:: GIVEN ENTRIES
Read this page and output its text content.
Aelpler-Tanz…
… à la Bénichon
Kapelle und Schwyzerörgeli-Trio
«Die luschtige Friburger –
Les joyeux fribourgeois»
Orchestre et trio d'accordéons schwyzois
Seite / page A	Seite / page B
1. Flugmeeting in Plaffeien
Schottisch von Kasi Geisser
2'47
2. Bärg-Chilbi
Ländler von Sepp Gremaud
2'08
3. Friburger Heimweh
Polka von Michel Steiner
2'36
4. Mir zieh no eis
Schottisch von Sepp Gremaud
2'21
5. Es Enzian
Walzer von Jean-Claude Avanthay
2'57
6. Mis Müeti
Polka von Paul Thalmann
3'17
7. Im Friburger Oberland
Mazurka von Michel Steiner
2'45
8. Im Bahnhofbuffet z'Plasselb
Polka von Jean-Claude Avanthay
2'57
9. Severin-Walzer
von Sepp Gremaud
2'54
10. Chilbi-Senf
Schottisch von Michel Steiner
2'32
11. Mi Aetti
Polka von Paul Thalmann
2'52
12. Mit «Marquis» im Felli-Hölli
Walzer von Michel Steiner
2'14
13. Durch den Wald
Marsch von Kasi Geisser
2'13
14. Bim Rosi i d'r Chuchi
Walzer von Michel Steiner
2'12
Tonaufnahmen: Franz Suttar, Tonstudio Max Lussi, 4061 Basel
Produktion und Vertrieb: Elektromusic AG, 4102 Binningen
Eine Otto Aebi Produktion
::::
* [TASK DETAILS]: Extract the data exactly as given.

* [SOLUTION TO THE EXERCISE]:
Read this page and output its text content.
Aelpler-Tanz…
… à la Bénichon
Kapelle und Schwyzerörgeli-Trio
«Die luschtige Friburger –
Les joyeux fribourgeois»
Orchestre et trio d'accordéons schwyzois
Seite / page A	Seite / page B
1. Flugmeeting in Plaffeien
Schottisch von Kasi Geisser
2'47
2. Bärg-Chilbi
Ländler von Sepp Gremaud
2'08
3. Friburger Heimweh
Polka von Michel Steiner
2'36
4. Mir zieh no eis
Schottisch von Sepp Gremaud
2'21
5. Es Enzian
Walzer von Jean-Claude Avanthay
2'57
6. Mis Müeti
Polka von Paul Thalmann
3'17
7. Im Friburger Oberland
Mazurka von Michel Steiner
2'45
8. Im Bahnhofbuffet z'Plasselb
Polka von Jean-Claude Avanthay
2'57
9. Severin-Walzer
von Sepp Gremaud
2'54
10. Chilbi-Senf
Schottisch von Michel Steiner
2'32
11. Mi Aetti
Polka von Paul Thalmann
2'52
12. Mit «Marquis» im Felli-Hölli
Walzer von Michel Steiner
2'14
13. Durch den Wald
Marsch von Kasi Geisser
2'13
14. Bim Rosi i d'r Chuchi
Walzer von Michel Steiner
2'12
Tonaufnahmen: Franz Suttar, Tonstudio Max Lussi, 4061 Basel
Produktion und Vertrieb: Elektromusic AG, 4102 Binningen
Eine Otto Aebi Produktion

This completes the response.